Repeat every entry word for word, skipping the pictures.

[Dataset items]

+++

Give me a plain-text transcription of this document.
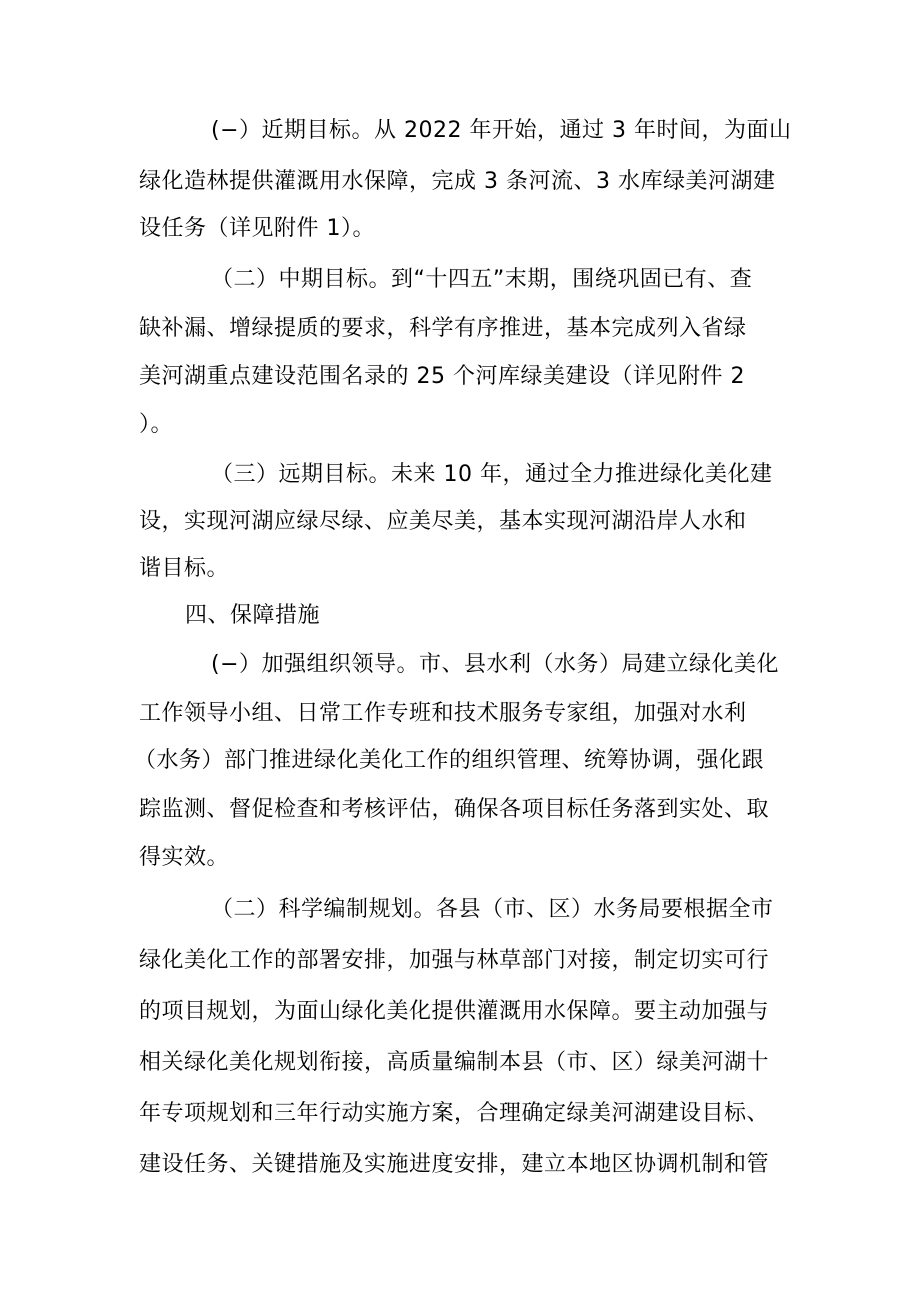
(−）近期目标。从 2022 年开始，通过 3 年时间，为面山
绿化造林提供灌溉用水保障，完成 3 条河流、3 水库绿美河湖建
设任务（详见附件 1）。
（二）中期目标。到“十四五”末期，围绕巩固已有、查
缺补漏、增绿提质的要求，科学有序推进，基本完成列入省绿
美河湖重点建设范围名录的 25 个河库绿美建设（详见附件 2
）。
（三）远期目标。未来 10 年，通过全力推进绿化美化建
设，实现河湖应绿尽绿、应美尽美，基本实现河湖沿岸人水和
谐目标。
四、保障措施
(−）加强组织领导。市、县水利（水务）局建立绿化美化
工作领导小组、日常工作专班和技术服务专家组，加强对水利
（水务）部门推进绿化美化工作的组织管理、统筹协调，强化跟
踪监测、督促检查和考核评估，确保各项目标任务落到实处、取
得实效。
（二）科学编制规划。各县（市、区）水务局要根据全市
绿化美化工作的部署安排，加强与林草部门对接，制定切实可行
的项目规划，为面山绿化美化提供灌溉用水保障。要主动加强与
相关绿化美化规划衔接，高质量编制本县（市、区）绿美河湖十
年专项规划和三年行动实施方案，合理确定绿美河湖建设目标、
建设任务、关键措施及实施进度安排，建立本地区协调机制和管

+++

*Solution below*.
Give me a plain-text transcription of this document.
(−）近期目标。从 2022 年开始，通过 3 年时间，为面山
绿化造林提供灌溉用水保障，完成 3 条河流、3 水库绿美河湖建
设任务（详见附件 1）。
（二）中期目标。到“十四五”末期，围绕巩固已有、查
缺补漏、增绿提质的要求，科学有序推进，基本完成列入省绿
美河湖重点建设范围名录的 25 个河库绿美建设（详见附件 2
）。
（三）远期目标。未来 10 年，通过全力推进绿化美化建
设，实现河湖应绿尽绿、应美尽美，基本实现河湖沿岸人水和
谐目标。
四、保障措施
(−）加强组织领导。市、县水利（水务）局建立绿化美化
工作领导小组、日常工作专班和技术服务专家组，加强对水利
（水务）部门推进绿化美化工作的组织管理、统筹协调，强化跟
踪监测、督促检查和考核评估，确保各项目标任务落到实处、取
得实效。
（二）科学编制规划。各县（市、区）水务局要根据全市
绿化美化工作的部署安排，加强与林草部门对接，制定切实可行
的项目规划，为面山绿化美化提供灌溉用水保障。要主动加强与
相关绿化美化规划衔接，高质量编制本县（市、区）绿美河湖十
年专项规划和三年行动实施方案，合理确定绿美河湖建设目标、
建设任务、关键措施及实施进度安排，建立本地区协调机制和管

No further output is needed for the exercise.